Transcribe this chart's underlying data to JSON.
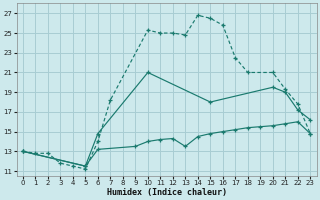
{
  "background_color": "#cde9ec",
  "grid_color": "#a8cdd3",
  "line_color": "#1a7a6e",
  "xlabel": "Humidex (Indice chaleur)",
  "xlim": [
    -0.5,
    23.5
  ],
  "ylim": [
    10.5,
    28.0
  ],
  "xticks": [
    0,
    1,
    2,
    3,
    4,
    5,
    6,
    7,
    8,
    9,
    10,
    11,
    12,
    13,
    14,
    15,
    16,
    17,
    18,
    19,
    20,
    21,
    22,
    23
  ],
  "yticks": [
    11,
    13,
    15,
    17,
    19,
    21,
    23,
    25,
    27
  ],
  "line1_x": [
    0,
    1,
    2,
    3,
    4,
    5,
    6,
    7,
    10,
    11,
    12,
    13,
    14,
    15,
    16,
    17,
    18,
    20,
    21,
    22,
    23
  ],
  "line1_y": [
    13.0,
    12.8,
    12.8,
    11.8,
    11.5,
    11.2,
    14.0,
    18.2,
    25.3,
    25.0,
    25.0,
    24.8,
    26.8,
    26.5,
    25.8,
    22.5,
    21.0,
    21.0,
    19.3,
    17.8,
    14.8
  ],
  "line2_x": [
    0,
    5,
    6,
    10,
    15,
    20,
    21,
    22,
    23
  ],
  "line2_y": [
    13.0,
    11.5,
    14.8,
    21.0,
    18.0,
    19.5,
    19.0,
    17.2,
    16.2
  ],
  "line3_x": [
    0,
    5,
    6,
    9,
    10,
    11,
    12,
    13,
    14,
    15,
    16,
    17,
    18,
    19,
    20,
    21,
    22,
    23
  ],
  "line3_y": [
    13.0,
    11.5,
    13.2,
    13.5,
    14.0,
    14.2,
    14.3,
    13.5,
    14.5,
    14.8,
    15.0,
    15.2,
    15.4,
    15.5,
    15.6,
    15.8,
    16.0,
    14.8
  ]
}
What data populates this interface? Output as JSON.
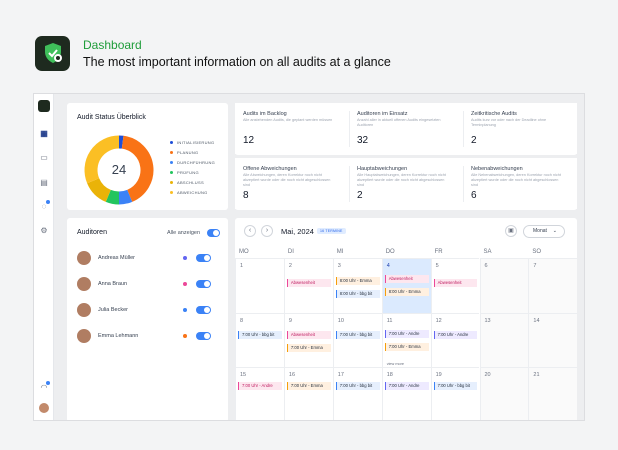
{
  "hero": {
    "title": "Dashboard",
    "subtitle": "The most important information on all audits at a glance"
  },
  "colors": {
    "brand_green": "#1f9d3a",
    "accent_blue": "#3b82f6",
    "dark": "#1e2a1f"
  },
  "rail": {
    "icons": [
      "grid-icon",
      "calendar-icon",
      "id-card-icon",
      "chat-icon",
      "settings-icon",
      "bell-icon"
    ]
  },
  "status": {
    "title": "Audit Status Überblick",
    "center_value": "24",
    "chart_data": {
      "type": "pie",
      "labels": [
        "INITIALISIERUNG",
        "PLANUNG",
        "DURCHFÜHRUNG",
        "PRÜFUNG",
        "ABSCHLUSS",
        "ABWEICHUNG"
      ],
      "values": [
        0.5,
        10,
        1.5,
        1.5,
        3,
        7.5
      ],
      "colors": [
        "#1d4ed8",
        "#f97316",
        "#3b82f6",
        "#22c55e",
        "#eab308",
        "#fbbf24"
      ]
    }
  },
  "stats": [
    {
      "title": "Audits im Backlog",
      "desc": "Alle anstehenden Audits, die geplant werden müssen",
      "value": "12"
    },
    {
      "title": "Auditoren im Einsatz",
      "desc": "Anzahl aller in aktuell offenen Audits eingesetzten Auditoren",
      "value": "32"
    },
    {
      "title": "Zeitkritische Audits",
      "desc": "Audits kurz vor oder nach der Deadline ohne Terminplanung",
      "value": "2"
    },
    {
      "title": "Offene Abweichungen",
      "desc": "Alle Abweichungen, deren Korrektur noch nicht akzeptiert wurde oder die noch nicht abgeschlossen sind",
      "value": "8"
    },
    {
      "title": "Hauptabweichungen",
      "desc": "Alle Hauptabweichungen, deren Korrektur noch nicht akzeptiert wurde oder die noch nicht abgeschlossen sind",
      "value": "2"
    },
    {
      "title": "Nebenabweichungen",
      "desc": "Alle Nebenabweichungen, deren Korrektur noch nicht akzeptiert wurde oder die noch nicht abgeschlossen sind",
      "value": "6"
    }
  ],
  "auditors": {
    "title": "Auditoren",
    "show_all_label": "Alle anzeigen",
    "list": [
      {
        "name": "Andreas Müller",
        "color": "#6366f1"
      },
      {
        "name": "Anna Braun",
        "color": "#ec4899"
      },
      {
        "name": "Julia Becker",
        "color": "#3b82f6"
      },
      {
        "name": "Emma Lehmann",
        "color": "#f97316"
      }
    ]
  },
  "calendar": {
    "month": "Mai, 2024",
    "badge": "16 TERMINE",
    "view": "Monat",
    "weekdays": [
      "MO",
      "DI",
      "MI",
      "DO",
      "FR",
      "SA",
      "SO"
    ],
    "weeks": [
      [
        "1",
        "2",
        "3",
        "4",
        "5",
        "6",
        "7"
      ],
      [
        "8",
        "9",
        "10",
        "11",
        "12",
        "13",
        "14"
      ],
      [
        "15",
        "16",
        "17",
        "18",
        "19",
        "20",
        "21"
      ]
    ],
    "events": {
      "abwesenheit": "Abwesenheit",
      "ev_800_emma": "8:00 Uhr - Emma",
      "ev_800_bbg": "8:00 Uhr - bbg bit",
      "ev_800_emma2": "8:00 Uhr - Emma",
      "ev_700_bbg": "7:00 Uhr - bbg bit",
      "ev_700_emma": "7:00 Uhr - Emma",
      "ev_700_bbg2": "7:00 Uhr - bbg bit",
      "ev_700_andre": "7:00 Uhr - Andre",
      "ev_700_emma2": "7:00 Uhr - Emma",
      "ev_700_andre2": "7:00 Uhr - Andre",
      "ev_700_andre3": "7:00 Uhr - Andre",
      "ev_700_emma3": "7:00 Uhr - Emma",
      "ev_700_bbg3": "7:00 Uhr - bbg bit",
      "ev_700_andre4": "7:00 Uhr - Andre",
      "ev_700_bbg4": "7:00 Uhr - bbg bit",
      "more": "view more"
    }
  }
}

········

Leave out the pictures and transcribe everything else exactly.

# COMPLETE RESPONSE:
Transcribe this chart's underlying data to JSON.
{
  "background_color": "#cde9ec",
  "grid_color": "#a8cdd3",
  "line_color": "#1a7a6e",
  "xlabel": "Humidex (Indice chaleur)",
  "xlim": [
    -0.5,
    23.5
  ],
  "ylim": [
    10.5,
    28.0
  ],
  "xticks": [
    0,
    1,
    2,
    3,
    4,
    5,
    6,
    7,
    8,
    9,
    10,
    11,
    12,
    13,
    14,
    15,
    16,
    17,
    18,
    19,
    20,
    21,
    22,
    23
  ],
  "yticks": [
    11,
    13,
    15,
    17,
    19,
    21,
    23,
    25,
    27
  ],
  "line1_x": [
    0,
    1,
    2,
    3,
    4,
    5,
    6,
    7,
    10,
    11,
    12,
    13,
    14,
    15,
    16,
    17,
    18,
    20,
    21,
    22,
    23
  ],
  "line1_y": [
    13.0,
    12.8,
    12.8,
    11.8,
    11.5,
    11.2,
    14.0,
    18.2,
    25.3,
    25.0,
    25.0,
    24.8,
    26.8,
    26.5,
    25.8,
    22.5,
    21.0,
    21.0,
    19.3,
    17.8,
    14.8
  ],
  "line2_x": [
    0,
    5,
    6,
    10,
    15,
    20,
    21,
    22,
    23
  ],
  "line2_y": [
    13.0,
    11.5,
    14.8,
    21.0,
    18.0,
    19.5,
    19.0,
    17.2,
    16.2
  ],
  "line3_x": [
    0,
    5,
    6,
    9,
    10,
    11,
    12,
    13,
    14,
    15,
    16,
    17,
    18,
    19,
    20,
    21,
    22,
    23
  ],
  "line3_y": [
    13.0,
    11.5,
    13.2,
    13.5,
    14.0,
    14.2,
    14.3,
    13.5,
    14.5,
    14.8,
    15.0,
    15.2,
    15.4,
    15.5,
    15.6,
    15.8,
    16.0,
    14.8
  ]
}
What data populates this interface? Output as JSON.
{
  "hero": {
    "title": "Dashboard",
    "subtitle": "The most important information on all audits at a glance"
  },
  "colors": {
    "brand_green": "#1f9d3a",
    "accent_blue": "#3b82f6",
    "dark": "#1e2a1f"
  },
  "rail": {
    "icons": [
      "grid-icon",
      "calendar-icon",
      "id-card-icon",
      "chat-icon",
      "settings-icon",
      "bell-icon"
    ]
  },
  "status": {
    "title": "Audit Status Überblick",
    "center_value": "24",
    "chart_data": {
      "type": "pie",
      "labels": [
        "INITIALISIERUNG",
        "PLANUNG",
        "DURCHFÜHRUNG",
        "PRÜFUNG",
        "ABSCHLUSS",
        "ABWEICHUNG"
      ],
      "values": [
        0.5,
        10,
        1.5,
        1.5,
        3,
        7.5
      ],
      "colors": [
        "#1d4ed8",
        "#f97316",
        "#3b82f6",
        "#22c55e",
        "#eab308",
        "#fbbf24"
      ]
    }
  },
  "stats": [
    {
      "title": "Audits im Backlog",
      "desc": "Alle anstehenden Audits, die geplant werden müssen",
      "value": "12"
    },
    {
      "title": "Auditoren im Einsatz",
      "desc": "Anzahl aller in aktuell offenen Audits eingesetzten Auditoren",
      "value": "32"
    },
    {
      "title": "Zeitkritische Audits",
      "desc": "Audits kurz vor oder nach der Deadline ohne Terminplanung",
      "value": "2"
    },
    {
      "title": "Offene Abweichungen",
      "desc": "Alle Abweichungen, deren Korrektur noch nicht akzeptiert wurde oder die noch nicht abgeschlossen sind",
      "value": "8"
    },
    {
      "title": "Hauptabweichungen",
      "desc": "Alle Hauptabweichungen, deren Korrektur noch nicht akzeptiert wurde oder die noch nicht abgeschlossen sind",
      "value": "2"
    },
    {
      "title": "Nebenabweichungen",
      "desc": "Alle Nebenabweichungen, deren Korrektur noch nicht akzeptiert wurde oder die noch nicht abgeschlossen sind",
      "value": "6"
    }
  ],
  "auditors": {
    "title": "Auditoren",
    "show_all_label": "Alle anzeigen",
    "list": [
      {
        "name": "Andreas Müller",
        "color": "#6366f1"
      },
      {
        "name": "Anna Braun",
        "color": "#ec4899"
      },
      {
        "name": "Julia Becker",
        "color": "#3b82f6"
      },
      {
        "name": "Emma Lehmann",
        "color": "#f97316"
      }
    ]
  },
  "calendar": {
    "month": "Mai, 2024",
    "badge": "16 TERMINE",
    "view": "Monat",
    "weekdays": [
      "MO",
      "DI",
      "MI",
      "DO",
      "FR",
      "SA",
      "SO"
    ],
    "weeks": [
      [
        "1",
        "2",
        "3",
        "4",
        "5",
        "6",
        "7"
      ],
      [
        "8",
        "9",
        "10",
        "11",
        "12",
        "13",
        "14"
      ],
      [
        "15",
        "16",
        "17",
        "18",
        "19",
        "20",
        "21"
      ]
    ],
    "events": {
      "abwesenheit": "Abwesenheit",
      "ev_800_emma": "8:00 Uhr - Emma",
      "ev_800_bbg": "8:00 Uhr - bbg bit",
      "ev_800_emma2": "8:00 Uhr - Emma",
      "ev_700_bbg": "7:00 Uhr - bbg bit",
      "ev_700_emma": "7:00 Uhr - Emma",
      "ev_700_bbg2": "7:00 Uhr - bbg bit",
      "ev_700_andre": "7:00 Uhr - Andre",
      "ev_700_emma2": "7:00 Uhr - Emma",
      "ev_700_andre2": "7:00 Uhr - Andre",
      "ev_700_andre3": "7:00 Uhr - Andre",
      "ev_700_emma3": "7:00 Uhr - Emma",
      "ev_700_bbg3": "7:00 Uhr - bbg bit",
      "ev_700_andre4": "7:00 Uhr - Andre",
      "ev_700_bbg4": "7:00 Uhr - bbg bit",
      "more": "view more"
    }
  }
}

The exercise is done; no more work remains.